Start

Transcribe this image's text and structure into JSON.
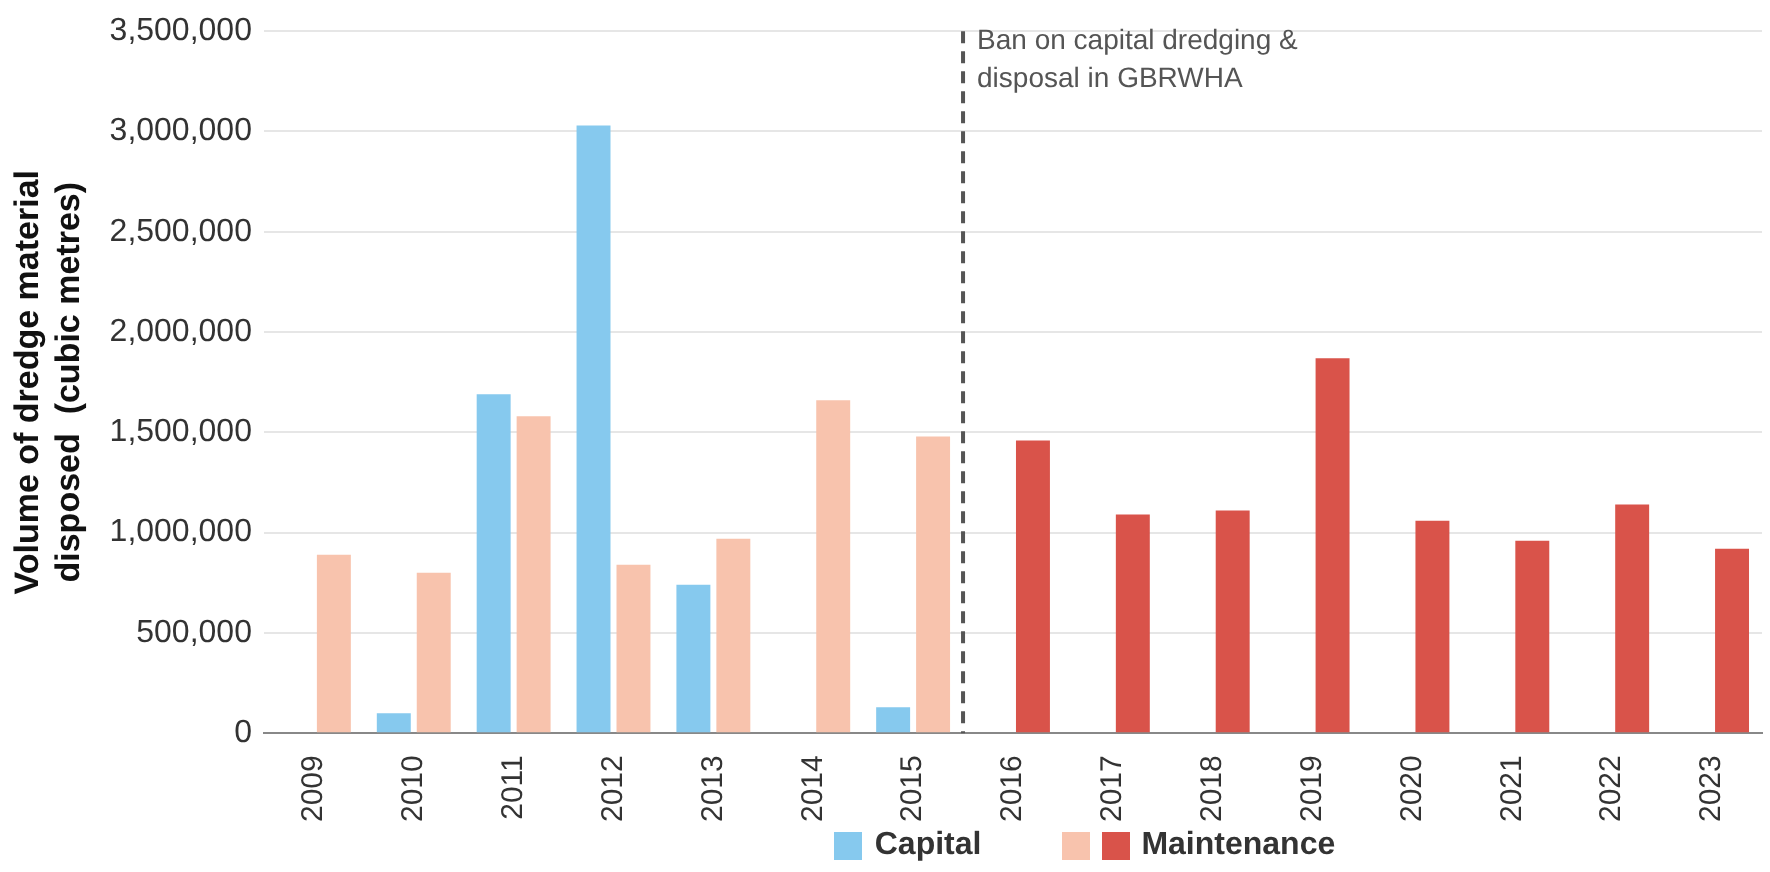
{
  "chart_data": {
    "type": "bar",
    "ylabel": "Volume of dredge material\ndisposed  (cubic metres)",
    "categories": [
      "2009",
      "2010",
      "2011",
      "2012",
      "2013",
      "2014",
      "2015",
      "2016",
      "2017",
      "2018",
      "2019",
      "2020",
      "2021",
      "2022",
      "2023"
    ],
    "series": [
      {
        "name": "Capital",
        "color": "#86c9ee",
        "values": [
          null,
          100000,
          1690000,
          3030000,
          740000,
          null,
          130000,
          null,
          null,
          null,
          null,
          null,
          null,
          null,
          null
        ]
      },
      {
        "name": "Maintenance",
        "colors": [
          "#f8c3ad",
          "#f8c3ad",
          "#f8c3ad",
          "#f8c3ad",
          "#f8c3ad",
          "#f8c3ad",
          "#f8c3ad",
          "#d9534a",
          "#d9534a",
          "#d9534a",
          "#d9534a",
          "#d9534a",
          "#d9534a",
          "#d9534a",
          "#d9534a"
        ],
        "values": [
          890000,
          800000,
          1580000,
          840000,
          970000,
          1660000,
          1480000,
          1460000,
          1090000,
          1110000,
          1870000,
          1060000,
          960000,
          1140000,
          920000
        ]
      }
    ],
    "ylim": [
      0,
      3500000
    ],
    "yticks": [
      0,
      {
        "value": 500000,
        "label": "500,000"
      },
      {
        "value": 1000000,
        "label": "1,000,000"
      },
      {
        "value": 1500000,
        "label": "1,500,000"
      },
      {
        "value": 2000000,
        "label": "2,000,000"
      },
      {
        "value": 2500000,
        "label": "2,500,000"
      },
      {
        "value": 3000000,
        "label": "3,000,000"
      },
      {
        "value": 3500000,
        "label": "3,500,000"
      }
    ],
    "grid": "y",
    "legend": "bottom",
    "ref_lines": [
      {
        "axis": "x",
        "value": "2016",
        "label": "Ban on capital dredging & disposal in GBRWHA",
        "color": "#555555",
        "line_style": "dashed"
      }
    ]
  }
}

End
Start

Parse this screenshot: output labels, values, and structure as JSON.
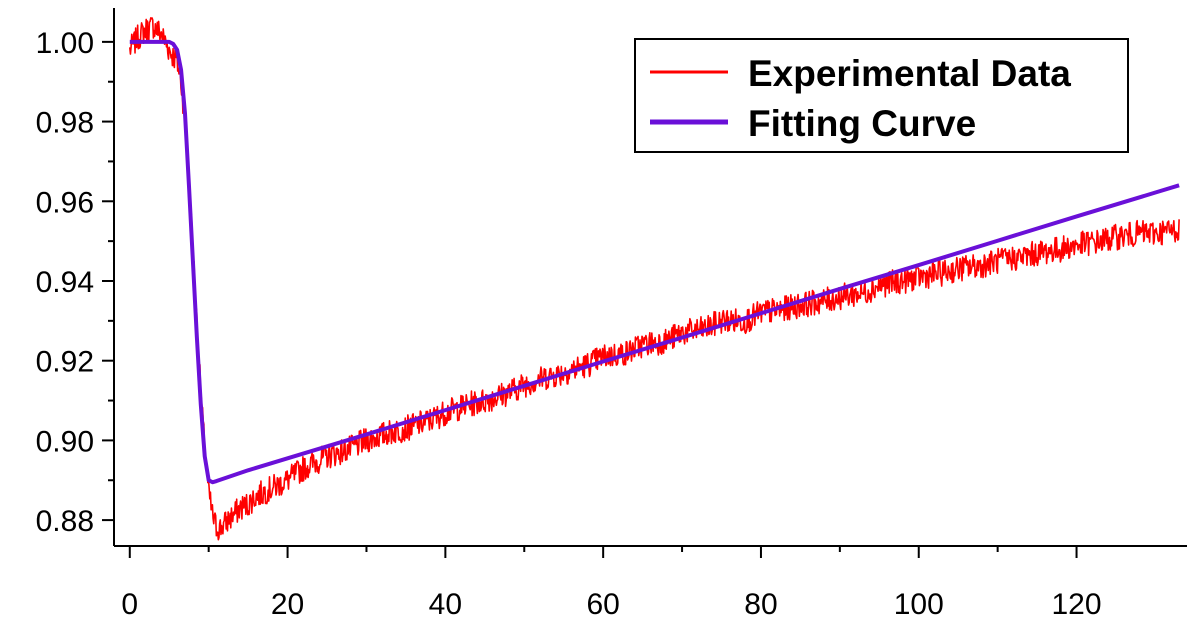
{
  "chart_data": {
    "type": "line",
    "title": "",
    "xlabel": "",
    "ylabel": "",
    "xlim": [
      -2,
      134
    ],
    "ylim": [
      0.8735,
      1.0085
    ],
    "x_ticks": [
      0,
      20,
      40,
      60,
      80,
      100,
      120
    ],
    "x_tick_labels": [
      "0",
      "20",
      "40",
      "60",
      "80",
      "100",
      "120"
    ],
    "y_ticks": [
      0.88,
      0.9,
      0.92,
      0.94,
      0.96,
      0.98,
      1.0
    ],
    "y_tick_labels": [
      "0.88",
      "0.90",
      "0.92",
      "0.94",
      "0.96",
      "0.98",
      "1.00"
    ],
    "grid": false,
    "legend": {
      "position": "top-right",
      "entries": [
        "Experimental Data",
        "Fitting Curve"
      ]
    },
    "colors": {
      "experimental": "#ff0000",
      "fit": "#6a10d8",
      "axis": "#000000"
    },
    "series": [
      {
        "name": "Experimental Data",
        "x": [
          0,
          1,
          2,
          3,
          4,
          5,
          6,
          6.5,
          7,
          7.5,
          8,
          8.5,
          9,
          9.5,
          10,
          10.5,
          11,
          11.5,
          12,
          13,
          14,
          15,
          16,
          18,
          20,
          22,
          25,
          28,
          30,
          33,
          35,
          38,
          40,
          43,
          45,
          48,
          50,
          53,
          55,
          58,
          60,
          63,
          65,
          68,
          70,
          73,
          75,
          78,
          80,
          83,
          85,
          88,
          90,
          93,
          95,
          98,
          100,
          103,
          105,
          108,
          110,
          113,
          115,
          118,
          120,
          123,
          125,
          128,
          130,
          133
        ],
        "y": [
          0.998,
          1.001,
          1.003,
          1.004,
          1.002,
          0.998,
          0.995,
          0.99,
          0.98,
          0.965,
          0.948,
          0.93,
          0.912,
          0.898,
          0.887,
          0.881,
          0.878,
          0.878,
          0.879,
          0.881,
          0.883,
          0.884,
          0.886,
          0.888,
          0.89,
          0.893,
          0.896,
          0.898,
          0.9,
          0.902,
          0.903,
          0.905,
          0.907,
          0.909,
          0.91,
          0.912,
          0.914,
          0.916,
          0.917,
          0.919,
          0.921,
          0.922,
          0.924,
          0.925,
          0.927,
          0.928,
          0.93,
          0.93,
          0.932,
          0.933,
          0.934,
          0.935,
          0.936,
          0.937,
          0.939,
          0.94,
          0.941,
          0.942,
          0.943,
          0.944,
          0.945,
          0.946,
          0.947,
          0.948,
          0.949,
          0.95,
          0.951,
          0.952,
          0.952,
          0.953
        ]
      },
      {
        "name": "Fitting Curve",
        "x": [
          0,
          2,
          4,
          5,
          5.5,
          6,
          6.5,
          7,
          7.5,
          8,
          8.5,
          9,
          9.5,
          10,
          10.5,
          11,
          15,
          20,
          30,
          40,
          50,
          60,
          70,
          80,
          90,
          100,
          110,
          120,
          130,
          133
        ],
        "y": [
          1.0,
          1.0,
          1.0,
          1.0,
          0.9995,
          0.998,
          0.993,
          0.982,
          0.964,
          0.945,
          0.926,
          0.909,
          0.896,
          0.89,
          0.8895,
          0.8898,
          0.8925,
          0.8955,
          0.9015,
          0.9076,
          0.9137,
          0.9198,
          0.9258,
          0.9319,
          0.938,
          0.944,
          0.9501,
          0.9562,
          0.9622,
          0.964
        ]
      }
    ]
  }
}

End
Start

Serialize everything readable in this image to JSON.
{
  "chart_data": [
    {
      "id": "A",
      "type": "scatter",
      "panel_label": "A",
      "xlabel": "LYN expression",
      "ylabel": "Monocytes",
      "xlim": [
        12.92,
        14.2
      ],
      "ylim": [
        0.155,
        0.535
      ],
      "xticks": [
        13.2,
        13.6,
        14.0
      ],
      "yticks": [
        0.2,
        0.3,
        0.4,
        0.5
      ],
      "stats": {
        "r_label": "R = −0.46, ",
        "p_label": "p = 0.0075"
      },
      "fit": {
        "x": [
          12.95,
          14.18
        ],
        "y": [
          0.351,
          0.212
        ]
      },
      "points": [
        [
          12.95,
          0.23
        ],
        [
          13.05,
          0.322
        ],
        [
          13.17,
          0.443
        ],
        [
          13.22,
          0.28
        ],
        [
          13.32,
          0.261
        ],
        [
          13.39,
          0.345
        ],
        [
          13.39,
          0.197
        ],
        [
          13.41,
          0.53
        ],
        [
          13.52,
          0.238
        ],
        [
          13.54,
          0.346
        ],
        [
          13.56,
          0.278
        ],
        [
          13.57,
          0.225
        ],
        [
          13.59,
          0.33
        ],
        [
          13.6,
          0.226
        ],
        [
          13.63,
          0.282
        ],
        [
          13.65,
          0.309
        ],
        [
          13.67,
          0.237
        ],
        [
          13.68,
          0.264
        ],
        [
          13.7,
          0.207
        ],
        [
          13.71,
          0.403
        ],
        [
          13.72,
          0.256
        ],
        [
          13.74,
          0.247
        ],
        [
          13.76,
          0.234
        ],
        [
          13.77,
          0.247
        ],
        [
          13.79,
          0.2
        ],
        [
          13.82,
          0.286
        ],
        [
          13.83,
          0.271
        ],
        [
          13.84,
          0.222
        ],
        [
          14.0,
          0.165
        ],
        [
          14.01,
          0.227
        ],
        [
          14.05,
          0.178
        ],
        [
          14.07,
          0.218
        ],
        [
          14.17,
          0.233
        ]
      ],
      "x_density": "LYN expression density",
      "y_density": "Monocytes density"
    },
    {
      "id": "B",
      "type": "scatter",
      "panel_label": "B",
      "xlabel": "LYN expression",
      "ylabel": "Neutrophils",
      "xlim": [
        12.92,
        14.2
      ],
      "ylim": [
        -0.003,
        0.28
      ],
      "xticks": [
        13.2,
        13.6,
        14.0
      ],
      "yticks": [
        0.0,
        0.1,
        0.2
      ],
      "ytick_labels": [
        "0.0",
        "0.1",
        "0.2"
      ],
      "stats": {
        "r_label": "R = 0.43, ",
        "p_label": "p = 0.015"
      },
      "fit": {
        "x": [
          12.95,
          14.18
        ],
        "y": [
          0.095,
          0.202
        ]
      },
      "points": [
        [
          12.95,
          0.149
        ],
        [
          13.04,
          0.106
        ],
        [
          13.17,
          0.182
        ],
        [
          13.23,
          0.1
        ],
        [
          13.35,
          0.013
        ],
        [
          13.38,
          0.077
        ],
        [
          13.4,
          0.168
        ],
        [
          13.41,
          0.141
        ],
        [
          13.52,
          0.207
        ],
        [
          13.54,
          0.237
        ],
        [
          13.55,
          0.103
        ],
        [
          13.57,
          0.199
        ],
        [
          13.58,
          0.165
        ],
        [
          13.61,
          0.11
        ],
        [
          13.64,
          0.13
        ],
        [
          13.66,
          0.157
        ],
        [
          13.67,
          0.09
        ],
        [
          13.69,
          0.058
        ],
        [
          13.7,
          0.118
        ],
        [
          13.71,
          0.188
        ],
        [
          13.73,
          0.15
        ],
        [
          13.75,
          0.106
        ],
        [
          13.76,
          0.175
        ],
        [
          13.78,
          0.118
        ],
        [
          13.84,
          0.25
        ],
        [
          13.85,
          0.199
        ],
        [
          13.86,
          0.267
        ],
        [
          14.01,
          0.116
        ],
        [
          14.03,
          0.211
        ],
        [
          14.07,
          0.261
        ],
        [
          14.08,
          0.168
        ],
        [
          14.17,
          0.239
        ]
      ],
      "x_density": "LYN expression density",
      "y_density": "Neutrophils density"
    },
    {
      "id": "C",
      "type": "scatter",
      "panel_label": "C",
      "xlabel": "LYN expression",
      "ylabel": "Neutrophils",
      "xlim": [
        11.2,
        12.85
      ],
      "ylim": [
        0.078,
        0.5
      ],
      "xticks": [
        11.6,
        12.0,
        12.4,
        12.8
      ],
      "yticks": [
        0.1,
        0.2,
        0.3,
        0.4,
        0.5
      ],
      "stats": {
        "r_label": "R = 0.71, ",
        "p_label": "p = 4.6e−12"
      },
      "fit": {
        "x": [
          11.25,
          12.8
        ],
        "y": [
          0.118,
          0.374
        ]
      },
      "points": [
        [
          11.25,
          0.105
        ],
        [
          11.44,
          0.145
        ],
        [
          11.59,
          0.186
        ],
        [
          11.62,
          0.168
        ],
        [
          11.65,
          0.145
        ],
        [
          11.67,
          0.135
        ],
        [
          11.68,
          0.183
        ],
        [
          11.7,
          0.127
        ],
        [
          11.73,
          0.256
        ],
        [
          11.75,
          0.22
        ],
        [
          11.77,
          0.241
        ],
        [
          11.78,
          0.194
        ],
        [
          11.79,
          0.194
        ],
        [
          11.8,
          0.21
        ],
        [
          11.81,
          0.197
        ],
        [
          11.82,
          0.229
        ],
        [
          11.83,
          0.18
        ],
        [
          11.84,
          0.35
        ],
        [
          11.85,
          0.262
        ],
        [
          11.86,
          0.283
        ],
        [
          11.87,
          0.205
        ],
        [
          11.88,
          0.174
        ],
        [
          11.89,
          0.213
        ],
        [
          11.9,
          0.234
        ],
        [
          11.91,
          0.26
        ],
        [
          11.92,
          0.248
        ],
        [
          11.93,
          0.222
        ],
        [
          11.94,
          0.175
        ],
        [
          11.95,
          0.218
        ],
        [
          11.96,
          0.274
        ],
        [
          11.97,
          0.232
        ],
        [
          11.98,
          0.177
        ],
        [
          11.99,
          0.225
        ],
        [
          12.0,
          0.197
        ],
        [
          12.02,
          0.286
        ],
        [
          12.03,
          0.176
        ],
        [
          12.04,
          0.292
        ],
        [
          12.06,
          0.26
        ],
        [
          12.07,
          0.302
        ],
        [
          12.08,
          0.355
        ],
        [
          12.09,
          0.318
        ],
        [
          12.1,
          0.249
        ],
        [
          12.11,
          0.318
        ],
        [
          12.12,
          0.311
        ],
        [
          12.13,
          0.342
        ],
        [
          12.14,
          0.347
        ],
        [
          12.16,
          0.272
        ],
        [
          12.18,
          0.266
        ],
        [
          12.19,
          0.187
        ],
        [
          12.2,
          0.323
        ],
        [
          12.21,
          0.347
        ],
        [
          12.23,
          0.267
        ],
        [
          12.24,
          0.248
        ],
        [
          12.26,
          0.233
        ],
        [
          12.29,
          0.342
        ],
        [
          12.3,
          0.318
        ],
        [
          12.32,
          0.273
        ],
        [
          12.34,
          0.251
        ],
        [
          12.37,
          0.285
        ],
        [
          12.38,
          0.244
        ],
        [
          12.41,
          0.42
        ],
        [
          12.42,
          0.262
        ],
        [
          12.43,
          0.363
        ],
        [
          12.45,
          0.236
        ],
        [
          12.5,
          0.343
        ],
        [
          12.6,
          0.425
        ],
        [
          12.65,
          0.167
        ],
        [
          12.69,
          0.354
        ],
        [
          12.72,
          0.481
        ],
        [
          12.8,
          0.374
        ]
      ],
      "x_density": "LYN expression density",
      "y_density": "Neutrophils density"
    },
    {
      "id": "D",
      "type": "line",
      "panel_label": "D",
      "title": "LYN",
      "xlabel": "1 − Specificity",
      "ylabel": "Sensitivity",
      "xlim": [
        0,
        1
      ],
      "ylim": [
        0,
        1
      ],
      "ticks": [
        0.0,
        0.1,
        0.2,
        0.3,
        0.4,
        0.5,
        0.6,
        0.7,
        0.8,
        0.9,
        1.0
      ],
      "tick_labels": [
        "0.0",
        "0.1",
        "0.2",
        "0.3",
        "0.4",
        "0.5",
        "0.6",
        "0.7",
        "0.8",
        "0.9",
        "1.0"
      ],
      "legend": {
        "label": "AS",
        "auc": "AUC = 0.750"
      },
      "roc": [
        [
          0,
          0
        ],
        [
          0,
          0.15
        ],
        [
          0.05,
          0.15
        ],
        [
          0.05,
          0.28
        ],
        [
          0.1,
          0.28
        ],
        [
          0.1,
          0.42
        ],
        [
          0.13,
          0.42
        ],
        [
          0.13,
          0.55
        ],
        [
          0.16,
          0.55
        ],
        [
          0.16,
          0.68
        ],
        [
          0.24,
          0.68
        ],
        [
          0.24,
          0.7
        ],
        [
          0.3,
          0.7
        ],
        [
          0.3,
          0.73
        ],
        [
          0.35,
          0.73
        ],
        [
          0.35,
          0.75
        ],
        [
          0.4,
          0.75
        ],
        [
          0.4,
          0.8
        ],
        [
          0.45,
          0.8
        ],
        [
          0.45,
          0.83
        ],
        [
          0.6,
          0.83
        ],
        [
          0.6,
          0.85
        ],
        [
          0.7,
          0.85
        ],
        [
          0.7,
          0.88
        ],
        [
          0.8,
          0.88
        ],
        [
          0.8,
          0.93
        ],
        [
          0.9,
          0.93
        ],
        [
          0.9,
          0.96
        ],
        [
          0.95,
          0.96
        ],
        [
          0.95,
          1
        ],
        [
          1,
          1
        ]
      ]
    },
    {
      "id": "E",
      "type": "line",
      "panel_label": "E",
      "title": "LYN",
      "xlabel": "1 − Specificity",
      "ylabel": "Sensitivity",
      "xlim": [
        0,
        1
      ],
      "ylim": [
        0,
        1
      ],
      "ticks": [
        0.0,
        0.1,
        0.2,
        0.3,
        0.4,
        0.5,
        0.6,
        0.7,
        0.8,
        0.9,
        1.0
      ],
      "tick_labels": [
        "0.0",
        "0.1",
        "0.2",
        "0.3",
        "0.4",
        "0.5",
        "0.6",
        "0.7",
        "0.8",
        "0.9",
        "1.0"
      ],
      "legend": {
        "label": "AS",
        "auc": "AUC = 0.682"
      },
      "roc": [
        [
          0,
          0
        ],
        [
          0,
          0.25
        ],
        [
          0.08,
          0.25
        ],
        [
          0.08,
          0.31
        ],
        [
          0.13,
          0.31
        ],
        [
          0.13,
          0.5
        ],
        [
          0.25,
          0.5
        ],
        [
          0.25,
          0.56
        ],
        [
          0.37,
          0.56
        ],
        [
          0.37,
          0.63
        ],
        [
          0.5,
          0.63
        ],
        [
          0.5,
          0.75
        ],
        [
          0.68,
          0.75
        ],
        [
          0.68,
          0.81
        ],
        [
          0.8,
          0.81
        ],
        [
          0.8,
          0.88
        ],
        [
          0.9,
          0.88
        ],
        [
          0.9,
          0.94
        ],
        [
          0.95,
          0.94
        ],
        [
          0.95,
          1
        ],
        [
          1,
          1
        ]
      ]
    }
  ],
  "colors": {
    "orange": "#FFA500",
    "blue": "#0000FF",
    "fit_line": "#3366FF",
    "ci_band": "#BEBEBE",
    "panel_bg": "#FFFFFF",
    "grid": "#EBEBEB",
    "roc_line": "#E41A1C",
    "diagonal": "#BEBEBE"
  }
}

End

Wherever a line in the data above holds "image", copy that line.

Transcribe this image's text and structure into JSON.
Serialize everything readable in this image to JSON.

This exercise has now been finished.